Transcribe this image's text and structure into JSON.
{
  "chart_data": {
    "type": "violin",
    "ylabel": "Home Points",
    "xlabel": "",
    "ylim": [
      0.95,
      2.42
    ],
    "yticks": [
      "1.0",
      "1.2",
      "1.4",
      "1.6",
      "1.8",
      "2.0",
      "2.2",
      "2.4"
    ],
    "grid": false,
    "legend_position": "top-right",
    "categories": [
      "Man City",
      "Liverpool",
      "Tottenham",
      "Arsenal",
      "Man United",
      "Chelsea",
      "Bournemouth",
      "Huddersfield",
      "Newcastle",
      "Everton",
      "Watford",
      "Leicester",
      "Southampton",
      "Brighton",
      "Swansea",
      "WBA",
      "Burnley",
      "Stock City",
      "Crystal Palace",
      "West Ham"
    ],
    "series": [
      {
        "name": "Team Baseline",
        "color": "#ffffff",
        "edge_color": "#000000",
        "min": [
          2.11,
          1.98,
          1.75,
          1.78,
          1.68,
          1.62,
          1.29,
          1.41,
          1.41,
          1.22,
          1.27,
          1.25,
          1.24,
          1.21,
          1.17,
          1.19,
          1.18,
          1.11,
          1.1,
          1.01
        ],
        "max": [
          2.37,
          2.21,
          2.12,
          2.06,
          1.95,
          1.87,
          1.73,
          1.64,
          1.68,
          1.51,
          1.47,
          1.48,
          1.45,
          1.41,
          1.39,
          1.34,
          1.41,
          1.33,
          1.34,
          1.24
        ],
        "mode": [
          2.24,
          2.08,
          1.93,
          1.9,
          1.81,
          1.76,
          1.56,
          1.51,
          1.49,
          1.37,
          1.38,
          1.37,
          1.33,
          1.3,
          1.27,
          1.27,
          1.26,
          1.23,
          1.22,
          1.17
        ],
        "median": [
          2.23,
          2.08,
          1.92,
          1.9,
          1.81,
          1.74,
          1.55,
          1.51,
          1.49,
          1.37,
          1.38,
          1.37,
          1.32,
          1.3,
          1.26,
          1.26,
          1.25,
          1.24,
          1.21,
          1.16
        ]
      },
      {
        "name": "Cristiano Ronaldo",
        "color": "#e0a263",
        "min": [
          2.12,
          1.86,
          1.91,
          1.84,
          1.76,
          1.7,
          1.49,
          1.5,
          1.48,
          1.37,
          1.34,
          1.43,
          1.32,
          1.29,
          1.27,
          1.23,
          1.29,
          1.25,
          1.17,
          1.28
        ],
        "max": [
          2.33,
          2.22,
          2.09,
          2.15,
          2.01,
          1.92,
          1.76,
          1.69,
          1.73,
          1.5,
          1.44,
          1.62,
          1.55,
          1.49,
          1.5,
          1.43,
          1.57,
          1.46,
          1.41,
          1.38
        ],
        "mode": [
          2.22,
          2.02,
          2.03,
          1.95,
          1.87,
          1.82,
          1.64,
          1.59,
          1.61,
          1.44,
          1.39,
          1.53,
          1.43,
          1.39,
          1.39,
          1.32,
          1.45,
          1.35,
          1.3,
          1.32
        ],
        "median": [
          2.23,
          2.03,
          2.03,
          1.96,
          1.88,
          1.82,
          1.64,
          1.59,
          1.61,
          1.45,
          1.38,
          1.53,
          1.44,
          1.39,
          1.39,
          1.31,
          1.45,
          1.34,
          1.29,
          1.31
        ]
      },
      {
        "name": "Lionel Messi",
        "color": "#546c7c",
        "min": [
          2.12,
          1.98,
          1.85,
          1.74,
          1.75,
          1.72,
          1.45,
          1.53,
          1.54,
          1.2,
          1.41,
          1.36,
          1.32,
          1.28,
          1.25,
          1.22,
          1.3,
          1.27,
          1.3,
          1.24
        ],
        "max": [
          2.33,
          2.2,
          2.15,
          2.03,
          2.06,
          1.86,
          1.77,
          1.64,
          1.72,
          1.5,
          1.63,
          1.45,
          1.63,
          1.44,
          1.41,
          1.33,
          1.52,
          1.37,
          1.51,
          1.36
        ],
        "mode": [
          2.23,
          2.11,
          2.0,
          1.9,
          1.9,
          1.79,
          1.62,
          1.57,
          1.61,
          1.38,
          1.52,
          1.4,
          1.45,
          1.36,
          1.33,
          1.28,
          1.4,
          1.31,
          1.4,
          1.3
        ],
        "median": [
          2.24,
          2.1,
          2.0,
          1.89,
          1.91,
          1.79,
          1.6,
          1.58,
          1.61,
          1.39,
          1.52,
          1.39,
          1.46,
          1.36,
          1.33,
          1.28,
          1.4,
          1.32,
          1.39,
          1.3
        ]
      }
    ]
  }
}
______________________________
#### [Stated goal]
The records above should be returned exactly.

#### [Expected answer]
Transcribe this image's text and structure into JSON.
{
  "chart_data": {
    "type": "violin",
    "ylabel": "Home Points",
    "xlabel": "",
    "ylim": [
      0.95,
      2.42
    ],
    "yticks": [
      "1.0",
      "1.2",
      "1.4",
      "1.6",
      "1.8",
      "2.0",
      "2.2",
      "2.4"
    ],
    "grid": false,
    "legend_position": "top-right",
    "categories": [
      "Man City",
      "Liverpool",
      "Tottenham",
      "Arsenal",
      "Man United",
      "Chelsea",
      "Bournemouth",
      "Huddersfield",
      "Newcastle",
      "Everton",
      "Watford",
      "Leicester",
      "Southampton",
      "Brighton",
      "Swansea",
      "WBA",
      "Burnley",
      "Stock City",
      "Crystal Palace",
      "West Ham"
    ],
    "series": [
      {
        "name": "Team Baseline",
        "color": "#ffffff",
        "edge_color": "#000000",
        "min": [
          2.11,
          1.98,
          1.75,
          1.78,
          1.68,
          1.62,
          1.29,
          1.41,
          1.41,
          1.22,
          1.27,
          1.25,
          1.24,
          1.21,
          1.17,
          1.19,
          1.18,
          1.11,
          1.1,
          1.01
        ],
        "max": [
          2.37,
          2.21,
          2.12,
          2.06,
          1.95,
          1.87,
          1.73,
          1.64,
          1.68,
          1.51,
          1.47,
          1.48,
          1.45,
          1.41,
          1.39,
          1.34,
          1.41,
          1.33,
          1.34,
          1.24
        ],
        "mode": [
          2.24,
          2.08,
          1.93,
          1.9,
          1.81,
          1.76,
          1.56,
          1.51,
          1.49,
          1.37,
          1.38,
          1.37,
          1.33,
          1.3,
          1.27,
          1.27,
          1.26,
          1.23,
          1.22,
          1.17
        ],
        "median": [
          2.23,
          2.08,
          1.92,
          1.9,
          1.81,
          1.74,
          1.55,
          1.51,
          1.49,
          1.37,
          1.38,
          1.37,
          1.32,
          1.3,
          1.26,
          1.26,
          1.25,
          1.24,
          1.21,
          1.16
        ]
      },
      {
        "name": "Cristiano Ronaldo",
        "color": "#e0a263",
        "min": [
          2.12,
          1.86,
          1.91,
          1.84,
          1.76,
          1.7,
          1.49,
          1.5,
          1.48,
          1.37,
          1.34,
          1.43,
          1.32,
          1.29,
          1.27,
          1.23,
          1.29,
          1.25,
          1.17,
          1.28
        ],
        "max": [
          2.33,
          2.22,
          2.09,
          2.15,
          2.01,
          1.92,
          1.76,
          1.69,
          1.73,
          1.5,
          1.44,
          1.62,
          1.55,
          1.49,
          1.5,
          1.43,
          1.57,
          1.46,
          1.41,
          1.38
        ],
        "mode": [
          2.22,
          2.02,
          2.03,
          1.95,
          1.87,
          1.82,
          1.64,
          1.59,
          1.61,
          1.44,
          1.39,
          1.53,
          1.43,
          1.39,
          1.39,
          1.32,
          1.45,
          1.35,
          1.3,
          1.32
        ],
        "median": [
          2.23,
          2.03,
          2.03,
          1.96,
          1.88,
          1.82,
          1.64,
          1.59,
          1.61,
          1.45,
          1.38,
          1.53,
          1.44,
          1.39,
          1.39,
          1.31,
          1.45,
          1.34,
          1.29,
          1.31
        ]
      },
      {
        "name": "Lionel Messi",
        "color": "#546c7c",
        "min": [
          2.12,
          1.98,
          1.85,
          1.74,
          1.75,
          1.72,
          1.45,
          1.53,
          1.54,
          1.2,
          1.41,
          1.36,
          1.32,
          1.28,
          1.25,
          1.22,
          1.3,
          1.27,
          1.3,
          1.24
        ],
        "max": [
          2.33,
          2.2,
          2.15,
          2.03,
          2.06,
          1.86,
          1.77,
          1.64,
          1.72,
          1.5,
          1.63,
          1.45,
          1.63,
          1.44,
          1.41,
          1.33,
          1.52,
          1.37,
          1.51,
          1.36
        ],
        "mode": [
          2.23,
          2.11,
          2.0,
          1.9,
          1.9,
          1.79,
          1.62,
          1.57,
          1.61,
          1.38,
          1.52,
          1.4,
          1.45,
          1.36,
          1.33,
          1.28,
          1.4,
          1.31,
          1.4,
          1.3
        ],
        "median": [
          2.24,
          2.1,
          2.0,
          1.89,
          1.91,
          1.79,
          1.6,
          1.58,
          1.61,
          1.39,
          1.52,
          1.39,
          1.46,
          1.36,
          1.33,
          1.28,
          1.4,
          1.32,
          1.39,
          1.3
        ]
      }
    ]
  }
}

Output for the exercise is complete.